*PROBLEM DETAILS:* Below are some entries. Work out how many of their lines hold the word "Vorzeit", and write that number alone.
-- start of PROVIDED ENTRIES --
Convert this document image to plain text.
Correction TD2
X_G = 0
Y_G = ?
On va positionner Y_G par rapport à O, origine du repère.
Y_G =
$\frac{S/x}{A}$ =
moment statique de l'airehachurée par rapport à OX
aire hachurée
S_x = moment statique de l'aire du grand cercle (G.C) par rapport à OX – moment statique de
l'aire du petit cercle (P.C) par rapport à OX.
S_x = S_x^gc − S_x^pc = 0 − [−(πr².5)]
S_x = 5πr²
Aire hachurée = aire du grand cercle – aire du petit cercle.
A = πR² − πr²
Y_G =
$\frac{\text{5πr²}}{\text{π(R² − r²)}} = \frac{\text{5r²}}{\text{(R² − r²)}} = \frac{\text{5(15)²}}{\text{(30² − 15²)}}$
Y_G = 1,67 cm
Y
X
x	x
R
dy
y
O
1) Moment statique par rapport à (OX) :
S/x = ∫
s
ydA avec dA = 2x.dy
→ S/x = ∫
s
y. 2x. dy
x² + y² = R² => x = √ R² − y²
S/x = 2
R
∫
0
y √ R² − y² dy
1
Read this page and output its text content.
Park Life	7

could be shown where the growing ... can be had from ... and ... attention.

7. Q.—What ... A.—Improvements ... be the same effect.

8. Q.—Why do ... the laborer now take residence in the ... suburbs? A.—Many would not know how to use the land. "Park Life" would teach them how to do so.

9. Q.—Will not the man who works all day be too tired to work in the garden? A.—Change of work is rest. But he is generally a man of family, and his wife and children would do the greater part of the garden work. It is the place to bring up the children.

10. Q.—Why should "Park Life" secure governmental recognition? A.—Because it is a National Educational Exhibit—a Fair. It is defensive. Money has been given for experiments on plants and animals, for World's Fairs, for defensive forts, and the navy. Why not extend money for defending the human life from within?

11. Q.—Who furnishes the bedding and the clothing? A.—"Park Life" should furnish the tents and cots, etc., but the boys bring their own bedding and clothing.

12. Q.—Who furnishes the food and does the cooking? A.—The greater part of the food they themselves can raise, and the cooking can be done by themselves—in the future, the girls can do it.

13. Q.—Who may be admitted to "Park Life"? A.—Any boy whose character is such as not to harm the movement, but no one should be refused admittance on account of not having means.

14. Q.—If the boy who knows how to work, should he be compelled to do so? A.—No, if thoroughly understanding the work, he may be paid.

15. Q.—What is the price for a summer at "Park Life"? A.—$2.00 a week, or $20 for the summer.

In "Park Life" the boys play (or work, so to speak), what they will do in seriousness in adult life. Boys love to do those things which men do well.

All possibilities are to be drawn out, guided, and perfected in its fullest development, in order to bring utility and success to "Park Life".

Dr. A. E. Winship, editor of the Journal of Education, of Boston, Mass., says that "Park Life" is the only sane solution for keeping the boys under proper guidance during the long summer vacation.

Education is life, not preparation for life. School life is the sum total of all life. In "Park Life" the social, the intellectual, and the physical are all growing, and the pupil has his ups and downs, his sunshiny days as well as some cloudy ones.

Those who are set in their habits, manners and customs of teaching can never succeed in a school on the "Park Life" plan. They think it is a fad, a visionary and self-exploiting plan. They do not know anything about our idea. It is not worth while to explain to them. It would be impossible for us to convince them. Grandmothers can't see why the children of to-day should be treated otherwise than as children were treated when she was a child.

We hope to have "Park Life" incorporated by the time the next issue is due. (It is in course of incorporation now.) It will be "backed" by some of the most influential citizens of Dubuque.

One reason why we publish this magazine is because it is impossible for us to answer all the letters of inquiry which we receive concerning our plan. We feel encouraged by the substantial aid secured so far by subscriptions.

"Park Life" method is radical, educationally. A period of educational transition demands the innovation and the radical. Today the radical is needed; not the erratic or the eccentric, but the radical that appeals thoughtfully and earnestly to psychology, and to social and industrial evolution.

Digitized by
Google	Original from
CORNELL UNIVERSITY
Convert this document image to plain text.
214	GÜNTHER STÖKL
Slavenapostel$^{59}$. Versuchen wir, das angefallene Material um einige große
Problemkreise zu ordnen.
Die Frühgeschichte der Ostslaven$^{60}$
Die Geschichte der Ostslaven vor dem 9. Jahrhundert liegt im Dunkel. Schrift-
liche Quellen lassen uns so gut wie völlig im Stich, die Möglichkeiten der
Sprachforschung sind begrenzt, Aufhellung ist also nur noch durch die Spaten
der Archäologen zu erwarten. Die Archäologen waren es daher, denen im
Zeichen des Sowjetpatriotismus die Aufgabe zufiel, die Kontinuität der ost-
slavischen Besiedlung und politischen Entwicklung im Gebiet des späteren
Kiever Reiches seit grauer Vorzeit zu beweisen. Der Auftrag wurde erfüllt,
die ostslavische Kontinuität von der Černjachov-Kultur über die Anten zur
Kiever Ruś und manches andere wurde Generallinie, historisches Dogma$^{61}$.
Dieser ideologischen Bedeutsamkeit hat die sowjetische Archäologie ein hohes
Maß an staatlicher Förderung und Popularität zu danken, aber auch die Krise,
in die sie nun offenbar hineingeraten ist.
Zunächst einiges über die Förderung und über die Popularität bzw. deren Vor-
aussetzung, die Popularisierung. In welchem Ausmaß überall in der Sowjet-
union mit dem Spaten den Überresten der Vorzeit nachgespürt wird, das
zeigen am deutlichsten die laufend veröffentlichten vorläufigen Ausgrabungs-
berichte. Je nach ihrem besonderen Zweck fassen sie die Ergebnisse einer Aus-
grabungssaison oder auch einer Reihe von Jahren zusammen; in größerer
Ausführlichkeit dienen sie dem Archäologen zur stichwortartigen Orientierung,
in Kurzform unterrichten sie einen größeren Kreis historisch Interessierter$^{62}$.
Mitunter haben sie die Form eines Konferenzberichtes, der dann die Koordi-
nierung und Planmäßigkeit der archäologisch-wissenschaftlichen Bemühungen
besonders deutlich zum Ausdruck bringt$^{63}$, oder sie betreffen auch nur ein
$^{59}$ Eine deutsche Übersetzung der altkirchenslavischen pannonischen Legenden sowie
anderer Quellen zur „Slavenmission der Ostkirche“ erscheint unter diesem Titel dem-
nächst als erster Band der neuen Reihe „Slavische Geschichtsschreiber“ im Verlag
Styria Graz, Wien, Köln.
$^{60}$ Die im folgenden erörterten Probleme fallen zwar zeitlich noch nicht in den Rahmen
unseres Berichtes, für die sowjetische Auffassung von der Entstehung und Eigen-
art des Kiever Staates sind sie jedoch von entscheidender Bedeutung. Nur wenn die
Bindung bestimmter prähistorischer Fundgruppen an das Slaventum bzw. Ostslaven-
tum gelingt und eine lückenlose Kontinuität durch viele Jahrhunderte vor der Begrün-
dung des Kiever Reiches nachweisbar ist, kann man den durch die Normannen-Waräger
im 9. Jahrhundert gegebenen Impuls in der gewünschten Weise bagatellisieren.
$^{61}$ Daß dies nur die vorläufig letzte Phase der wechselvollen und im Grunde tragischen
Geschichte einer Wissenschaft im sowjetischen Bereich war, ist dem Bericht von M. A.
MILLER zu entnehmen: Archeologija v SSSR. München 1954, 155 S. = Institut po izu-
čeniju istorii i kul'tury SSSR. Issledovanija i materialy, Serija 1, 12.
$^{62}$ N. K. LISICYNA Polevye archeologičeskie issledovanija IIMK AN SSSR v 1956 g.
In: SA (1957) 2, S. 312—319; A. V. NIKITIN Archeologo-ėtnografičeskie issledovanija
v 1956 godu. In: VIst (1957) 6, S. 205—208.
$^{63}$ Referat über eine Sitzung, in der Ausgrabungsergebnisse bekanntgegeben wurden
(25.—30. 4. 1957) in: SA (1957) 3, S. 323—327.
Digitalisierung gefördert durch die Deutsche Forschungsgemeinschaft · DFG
-- end of PROVIDED ENTRIES --
*PROBLEM SOLUTION:* 2